-- Problem requirements --
Rewrite each of the items below, changing every "stat-label" to "stat-caption" and leaving everything else as it is. Omit the pictures from your answer.

··· Given data ···

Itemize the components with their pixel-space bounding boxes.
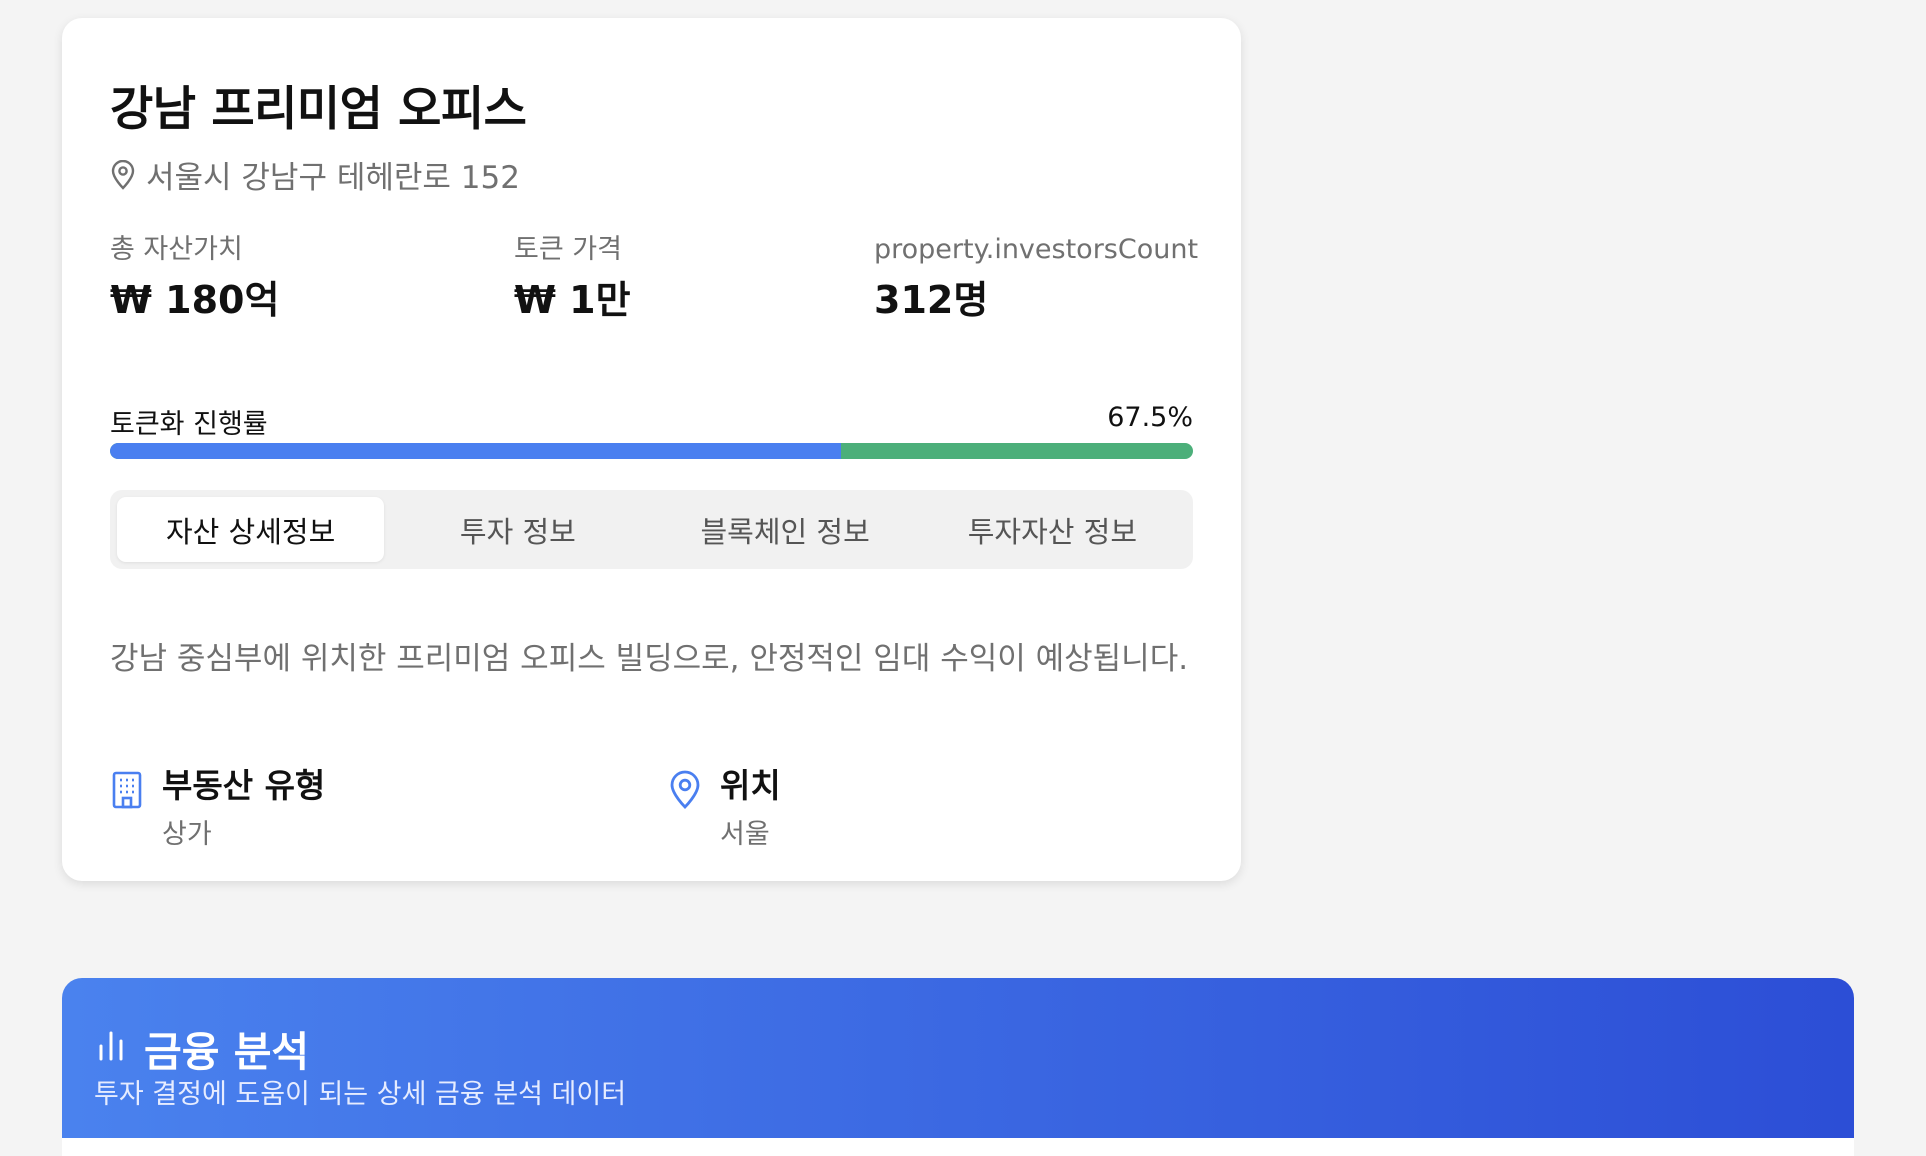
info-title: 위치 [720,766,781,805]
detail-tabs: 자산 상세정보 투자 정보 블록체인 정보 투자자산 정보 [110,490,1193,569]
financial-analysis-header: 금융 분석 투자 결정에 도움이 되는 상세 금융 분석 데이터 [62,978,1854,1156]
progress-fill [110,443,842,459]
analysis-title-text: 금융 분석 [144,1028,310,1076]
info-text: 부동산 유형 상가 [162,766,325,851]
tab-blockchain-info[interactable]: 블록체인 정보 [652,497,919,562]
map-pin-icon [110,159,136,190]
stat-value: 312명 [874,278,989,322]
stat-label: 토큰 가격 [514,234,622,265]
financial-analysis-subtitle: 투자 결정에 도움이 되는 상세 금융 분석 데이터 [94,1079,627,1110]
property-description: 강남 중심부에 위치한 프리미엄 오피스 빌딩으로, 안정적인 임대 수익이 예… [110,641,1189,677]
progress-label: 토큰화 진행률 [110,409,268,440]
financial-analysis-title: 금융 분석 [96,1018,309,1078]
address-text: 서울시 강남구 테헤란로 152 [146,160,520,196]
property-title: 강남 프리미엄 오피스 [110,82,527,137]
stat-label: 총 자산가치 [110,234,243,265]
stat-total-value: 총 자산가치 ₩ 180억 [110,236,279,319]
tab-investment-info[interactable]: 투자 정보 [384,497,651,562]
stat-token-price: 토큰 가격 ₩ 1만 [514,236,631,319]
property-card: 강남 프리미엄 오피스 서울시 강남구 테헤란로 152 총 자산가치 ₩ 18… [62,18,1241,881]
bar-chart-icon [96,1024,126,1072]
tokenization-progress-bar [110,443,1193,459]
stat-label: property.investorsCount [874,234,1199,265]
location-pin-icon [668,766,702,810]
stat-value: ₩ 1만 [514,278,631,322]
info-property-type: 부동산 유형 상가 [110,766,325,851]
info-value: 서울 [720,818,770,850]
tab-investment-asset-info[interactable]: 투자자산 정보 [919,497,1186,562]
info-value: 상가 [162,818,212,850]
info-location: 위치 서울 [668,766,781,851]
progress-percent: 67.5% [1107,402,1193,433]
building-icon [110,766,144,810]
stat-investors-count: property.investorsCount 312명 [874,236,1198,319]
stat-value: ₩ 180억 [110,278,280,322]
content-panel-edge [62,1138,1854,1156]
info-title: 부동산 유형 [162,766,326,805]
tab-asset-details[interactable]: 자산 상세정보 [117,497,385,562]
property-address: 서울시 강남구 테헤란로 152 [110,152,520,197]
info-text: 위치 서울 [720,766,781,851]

···

-- Written solution --
Itemize the components with their pixel-space bounding boxes.
info-title: 위치 [720,766,781,805]
detail-tabs: 자산 상세정보 투자 정보 블록체인 정보 투자자산 정보 [110,490,1193,569]
financial-analysis-header: 금융 분석 투자 결정에 도움이 되는 상세 금융 분석 데이터 [62,978,1854,1156]
progress-fill [110,443,842,459]
analysis-title-text: 금융 분석 [144,1028,310,1076]
info-text: 부동산 유형 상가 [162,766,325,851]
tab-blockchain-info[interactable]: 블록체인 정보 [652,497,919,562]
map-pin-icon [110,159,136,190]
stat-value: 312명 [874,278,989,322]
stat-caption: 토큰 가격 [514,234,622,265]
financial-analysis-subtitle: 투자 결정에 도움이 되는 상세 금융 분석 데이터 [94,1079,627,1110]
property-description: 강남 중심부에 위치한 프리미엄 오피스 빌딩으로, 안정적인 임대 수익이 예… [110,641,1189,677]
progress-label: 토큰화 진행률 [110,409,268,440]
financial-analysis-title: 금융 분석 [96,1018,309,1078]
address-text: 서울시 강남구 테헤란로 152 [146,160,520,196]
property-title: 강남 프리미엄 오피스 [110,82,527,137]
stat-caption: 총 자산가치 [110,234,243,265]
stat-total-value: 총 자산가치 ₩ 180억 [110,236,279,319]
tab-investment-info[interactable]: 투자 정보 [384,497,651,562]
stat-token-price: 토큰 가격 ₩ 1만 [514,236,631,319]
property-card: 강남 프리미엄 오피스 서울시 강남구 테헤란로 152 총 자산가치 ₩ 18… [62,18,1241,881]
bar-chart-icon [96,1024,126,1072]
tokenization-progress-bar [110,443,1193,459]
stat-caption: property.investorsCount [874,234,1199,265]
location-pin-icon [668,766,702,810]
stat-value: ₩ 1만 [514,278,631,322]
info-property-type: 부동산 유형 상가 [110,766,325,851]
info-value: 서울 [720,818,770,850]
tab-investment-asset-info[interactable]: 투자자산 정보 [919,497,1186,562]
info-value: 상가 [162,818,212,850]
info-location: 위치 서울 [668,766,781,851]
progress-percent: 67.5% [1107,402,1193,433]
building-icon [110,766,144,810]
stat-investors-count: property.investorsCount 312명 [874,236,1198,319]
stat-value: ₩ 180억 [110,278,280,322]
content-panel-edge [62,1138,1854,1156]
info-title: 부동산 유형 [162,766,326,805]
tab-asset-details[interactable]: 자산 상세정보 [117,497,385,562]
property-address: 서울시 강남구 테헤란로 152 [110,152,520,197]
info-text: 위치 서울 [720,766,781,851]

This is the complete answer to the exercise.